● Problem statement: Select and reproduce each line of the listing below that bears the string "bottom".

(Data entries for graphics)
------------------------------------------------------------

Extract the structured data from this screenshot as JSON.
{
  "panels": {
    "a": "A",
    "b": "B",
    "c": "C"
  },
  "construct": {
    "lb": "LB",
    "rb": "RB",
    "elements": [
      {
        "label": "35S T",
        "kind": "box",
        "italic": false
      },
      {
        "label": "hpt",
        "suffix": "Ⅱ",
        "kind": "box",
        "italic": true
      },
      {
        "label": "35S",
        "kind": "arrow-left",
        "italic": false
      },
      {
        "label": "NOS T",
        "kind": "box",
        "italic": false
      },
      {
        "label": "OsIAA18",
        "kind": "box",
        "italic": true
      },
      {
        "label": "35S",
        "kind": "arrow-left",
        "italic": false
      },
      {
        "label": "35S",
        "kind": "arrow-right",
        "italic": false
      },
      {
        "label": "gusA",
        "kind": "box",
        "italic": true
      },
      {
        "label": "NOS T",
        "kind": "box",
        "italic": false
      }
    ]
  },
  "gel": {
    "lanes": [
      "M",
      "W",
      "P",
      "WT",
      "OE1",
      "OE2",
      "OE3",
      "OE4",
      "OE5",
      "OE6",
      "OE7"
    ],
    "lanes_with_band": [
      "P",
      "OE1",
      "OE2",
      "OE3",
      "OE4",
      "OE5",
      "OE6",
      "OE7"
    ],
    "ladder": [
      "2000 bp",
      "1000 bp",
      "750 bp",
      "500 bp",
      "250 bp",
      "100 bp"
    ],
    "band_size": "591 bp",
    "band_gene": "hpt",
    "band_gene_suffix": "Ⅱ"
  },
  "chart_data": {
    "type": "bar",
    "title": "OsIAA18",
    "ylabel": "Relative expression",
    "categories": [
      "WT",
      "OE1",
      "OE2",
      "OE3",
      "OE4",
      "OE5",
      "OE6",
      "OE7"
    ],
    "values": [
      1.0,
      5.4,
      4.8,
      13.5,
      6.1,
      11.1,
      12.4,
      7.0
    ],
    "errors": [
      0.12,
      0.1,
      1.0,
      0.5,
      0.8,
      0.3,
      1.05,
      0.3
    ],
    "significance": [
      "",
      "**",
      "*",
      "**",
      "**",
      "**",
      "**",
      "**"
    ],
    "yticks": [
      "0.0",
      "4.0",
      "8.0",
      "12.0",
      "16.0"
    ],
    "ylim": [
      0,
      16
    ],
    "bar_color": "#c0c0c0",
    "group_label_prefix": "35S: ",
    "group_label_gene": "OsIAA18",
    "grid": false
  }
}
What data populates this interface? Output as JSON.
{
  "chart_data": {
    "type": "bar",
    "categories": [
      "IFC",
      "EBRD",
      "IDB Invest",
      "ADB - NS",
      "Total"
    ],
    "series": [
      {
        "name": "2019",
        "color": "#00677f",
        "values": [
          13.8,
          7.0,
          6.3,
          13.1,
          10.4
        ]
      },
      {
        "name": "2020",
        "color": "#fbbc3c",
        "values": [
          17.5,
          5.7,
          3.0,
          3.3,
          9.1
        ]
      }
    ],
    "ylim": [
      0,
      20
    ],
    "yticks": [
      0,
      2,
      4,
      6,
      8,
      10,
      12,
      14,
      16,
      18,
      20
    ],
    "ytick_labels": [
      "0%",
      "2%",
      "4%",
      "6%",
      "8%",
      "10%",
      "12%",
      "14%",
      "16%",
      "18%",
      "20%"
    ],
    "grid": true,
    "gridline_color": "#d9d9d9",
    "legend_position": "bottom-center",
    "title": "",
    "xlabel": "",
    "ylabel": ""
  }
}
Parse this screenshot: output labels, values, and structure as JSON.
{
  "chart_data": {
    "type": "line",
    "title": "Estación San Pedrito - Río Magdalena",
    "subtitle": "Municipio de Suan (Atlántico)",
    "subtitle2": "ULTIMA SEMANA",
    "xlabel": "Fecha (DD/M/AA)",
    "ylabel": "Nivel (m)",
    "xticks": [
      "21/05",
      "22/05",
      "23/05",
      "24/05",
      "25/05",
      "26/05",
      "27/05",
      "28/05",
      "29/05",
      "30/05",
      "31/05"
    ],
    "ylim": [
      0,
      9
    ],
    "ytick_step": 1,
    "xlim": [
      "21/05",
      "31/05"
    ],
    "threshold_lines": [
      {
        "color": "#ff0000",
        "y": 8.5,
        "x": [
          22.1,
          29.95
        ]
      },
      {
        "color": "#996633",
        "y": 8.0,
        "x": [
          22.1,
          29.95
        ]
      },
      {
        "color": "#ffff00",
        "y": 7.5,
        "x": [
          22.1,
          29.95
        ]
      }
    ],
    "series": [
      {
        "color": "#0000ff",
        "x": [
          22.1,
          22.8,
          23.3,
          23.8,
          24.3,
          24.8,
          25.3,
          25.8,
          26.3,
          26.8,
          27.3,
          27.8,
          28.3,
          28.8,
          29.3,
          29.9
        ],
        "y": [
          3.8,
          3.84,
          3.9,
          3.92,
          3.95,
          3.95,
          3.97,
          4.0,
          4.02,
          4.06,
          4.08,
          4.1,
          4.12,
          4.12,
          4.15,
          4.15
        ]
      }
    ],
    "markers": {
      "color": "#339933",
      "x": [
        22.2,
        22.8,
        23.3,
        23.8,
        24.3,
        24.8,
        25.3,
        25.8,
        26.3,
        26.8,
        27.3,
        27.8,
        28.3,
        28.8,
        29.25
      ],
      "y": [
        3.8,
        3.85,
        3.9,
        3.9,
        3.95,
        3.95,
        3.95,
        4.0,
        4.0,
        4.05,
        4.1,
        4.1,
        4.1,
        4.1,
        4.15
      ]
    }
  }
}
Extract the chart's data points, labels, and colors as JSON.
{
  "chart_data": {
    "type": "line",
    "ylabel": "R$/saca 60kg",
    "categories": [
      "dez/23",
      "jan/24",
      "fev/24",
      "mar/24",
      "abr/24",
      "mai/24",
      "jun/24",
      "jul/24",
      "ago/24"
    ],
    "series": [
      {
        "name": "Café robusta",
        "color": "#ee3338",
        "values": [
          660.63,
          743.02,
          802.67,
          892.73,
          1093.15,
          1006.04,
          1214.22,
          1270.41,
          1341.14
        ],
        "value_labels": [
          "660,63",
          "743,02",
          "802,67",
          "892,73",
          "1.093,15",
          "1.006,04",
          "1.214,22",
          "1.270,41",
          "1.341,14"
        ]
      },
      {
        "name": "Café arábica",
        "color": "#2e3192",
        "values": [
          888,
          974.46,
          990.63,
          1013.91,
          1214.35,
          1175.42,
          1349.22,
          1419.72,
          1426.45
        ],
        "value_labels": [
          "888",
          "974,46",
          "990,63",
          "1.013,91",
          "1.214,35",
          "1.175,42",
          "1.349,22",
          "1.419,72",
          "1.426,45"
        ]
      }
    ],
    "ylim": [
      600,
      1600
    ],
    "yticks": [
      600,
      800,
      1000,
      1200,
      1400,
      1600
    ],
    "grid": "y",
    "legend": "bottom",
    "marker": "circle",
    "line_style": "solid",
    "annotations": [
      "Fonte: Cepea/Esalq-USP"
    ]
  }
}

------------------------------------------------------------

● Solution to the exercise:
    "legend_position": "bottom-center",
    "legend": "bottom",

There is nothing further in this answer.